Given records
-----

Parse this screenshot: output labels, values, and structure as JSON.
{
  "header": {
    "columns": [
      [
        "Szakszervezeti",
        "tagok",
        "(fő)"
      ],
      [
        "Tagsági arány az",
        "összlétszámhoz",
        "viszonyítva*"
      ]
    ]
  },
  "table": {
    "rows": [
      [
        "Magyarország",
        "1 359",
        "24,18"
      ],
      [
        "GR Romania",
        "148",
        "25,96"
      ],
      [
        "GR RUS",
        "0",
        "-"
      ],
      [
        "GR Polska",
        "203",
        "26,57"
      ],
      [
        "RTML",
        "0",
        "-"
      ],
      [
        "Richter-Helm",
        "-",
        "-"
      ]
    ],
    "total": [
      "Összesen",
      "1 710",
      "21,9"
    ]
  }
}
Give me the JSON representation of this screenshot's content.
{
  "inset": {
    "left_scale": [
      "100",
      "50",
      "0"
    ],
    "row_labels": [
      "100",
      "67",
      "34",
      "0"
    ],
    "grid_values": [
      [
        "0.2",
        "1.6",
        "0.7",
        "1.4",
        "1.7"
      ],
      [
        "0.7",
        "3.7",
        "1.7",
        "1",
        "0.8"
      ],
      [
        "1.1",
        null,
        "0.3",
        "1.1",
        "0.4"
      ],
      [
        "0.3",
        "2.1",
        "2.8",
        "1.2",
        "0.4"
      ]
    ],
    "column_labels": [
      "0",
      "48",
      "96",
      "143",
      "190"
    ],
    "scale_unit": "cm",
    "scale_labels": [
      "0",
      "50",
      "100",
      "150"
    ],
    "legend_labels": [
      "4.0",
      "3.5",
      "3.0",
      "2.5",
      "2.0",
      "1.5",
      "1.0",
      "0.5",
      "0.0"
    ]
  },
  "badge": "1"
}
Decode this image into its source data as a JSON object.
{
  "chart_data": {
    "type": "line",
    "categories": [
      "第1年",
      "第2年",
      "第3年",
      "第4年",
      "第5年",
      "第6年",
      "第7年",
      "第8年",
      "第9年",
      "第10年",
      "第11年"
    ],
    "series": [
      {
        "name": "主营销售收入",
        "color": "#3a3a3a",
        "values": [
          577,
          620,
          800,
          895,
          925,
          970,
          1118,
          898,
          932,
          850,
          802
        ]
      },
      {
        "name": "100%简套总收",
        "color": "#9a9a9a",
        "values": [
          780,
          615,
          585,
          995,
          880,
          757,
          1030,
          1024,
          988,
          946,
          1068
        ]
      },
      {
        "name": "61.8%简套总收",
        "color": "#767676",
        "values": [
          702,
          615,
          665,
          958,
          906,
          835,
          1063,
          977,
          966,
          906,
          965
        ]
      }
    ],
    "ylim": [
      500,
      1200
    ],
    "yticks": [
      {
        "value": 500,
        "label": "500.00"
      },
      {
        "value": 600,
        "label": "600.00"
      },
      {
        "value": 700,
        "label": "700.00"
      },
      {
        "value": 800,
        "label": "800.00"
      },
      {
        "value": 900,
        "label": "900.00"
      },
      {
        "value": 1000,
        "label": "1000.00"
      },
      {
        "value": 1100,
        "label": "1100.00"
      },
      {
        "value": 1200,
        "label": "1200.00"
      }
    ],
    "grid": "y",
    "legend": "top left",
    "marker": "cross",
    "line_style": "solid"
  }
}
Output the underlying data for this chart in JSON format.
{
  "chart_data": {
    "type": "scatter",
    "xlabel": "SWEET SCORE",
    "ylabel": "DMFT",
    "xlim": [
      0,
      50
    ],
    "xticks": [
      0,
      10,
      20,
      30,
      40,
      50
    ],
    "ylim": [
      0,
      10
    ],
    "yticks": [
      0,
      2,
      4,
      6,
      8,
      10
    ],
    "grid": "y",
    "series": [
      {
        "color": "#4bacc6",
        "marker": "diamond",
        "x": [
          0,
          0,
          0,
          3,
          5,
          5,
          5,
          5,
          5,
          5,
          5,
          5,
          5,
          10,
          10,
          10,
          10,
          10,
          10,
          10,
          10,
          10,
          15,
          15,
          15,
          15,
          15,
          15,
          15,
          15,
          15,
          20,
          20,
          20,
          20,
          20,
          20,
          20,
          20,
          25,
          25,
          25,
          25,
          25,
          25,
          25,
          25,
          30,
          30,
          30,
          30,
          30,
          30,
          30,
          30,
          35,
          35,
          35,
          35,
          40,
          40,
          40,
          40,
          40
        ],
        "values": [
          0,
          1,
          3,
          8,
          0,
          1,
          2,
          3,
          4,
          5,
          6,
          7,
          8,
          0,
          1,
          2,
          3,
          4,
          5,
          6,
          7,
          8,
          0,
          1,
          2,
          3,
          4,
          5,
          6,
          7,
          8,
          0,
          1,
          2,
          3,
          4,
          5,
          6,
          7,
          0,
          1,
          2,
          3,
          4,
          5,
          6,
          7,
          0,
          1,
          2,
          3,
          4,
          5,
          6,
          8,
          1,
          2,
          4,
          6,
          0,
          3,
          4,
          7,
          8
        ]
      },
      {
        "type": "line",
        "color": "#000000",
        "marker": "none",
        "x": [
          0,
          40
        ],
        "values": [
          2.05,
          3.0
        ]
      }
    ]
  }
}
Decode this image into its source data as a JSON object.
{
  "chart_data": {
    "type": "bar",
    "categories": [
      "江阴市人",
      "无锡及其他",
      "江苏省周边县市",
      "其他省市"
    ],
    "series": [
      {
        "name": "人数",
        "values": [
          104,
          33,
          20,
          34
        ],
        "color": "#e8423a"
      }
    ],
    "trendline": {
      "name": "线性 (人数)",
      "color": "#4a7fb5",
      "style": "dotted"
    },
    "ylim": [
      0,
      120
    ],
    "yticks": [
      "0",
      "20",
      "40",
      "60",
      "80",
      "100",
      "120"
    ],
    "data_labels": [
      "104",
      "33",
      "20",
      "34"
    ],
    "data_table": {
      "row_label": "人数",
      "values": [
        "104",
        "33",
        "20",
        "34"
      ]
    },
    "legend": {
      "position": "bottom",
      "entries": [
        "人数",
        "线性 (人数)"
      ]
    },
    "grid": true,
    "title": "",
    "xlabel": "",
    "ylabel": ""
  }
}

-----

Work required
Determine how many lines in the listing above hold the string "name", then write only the number.

Problem solution
5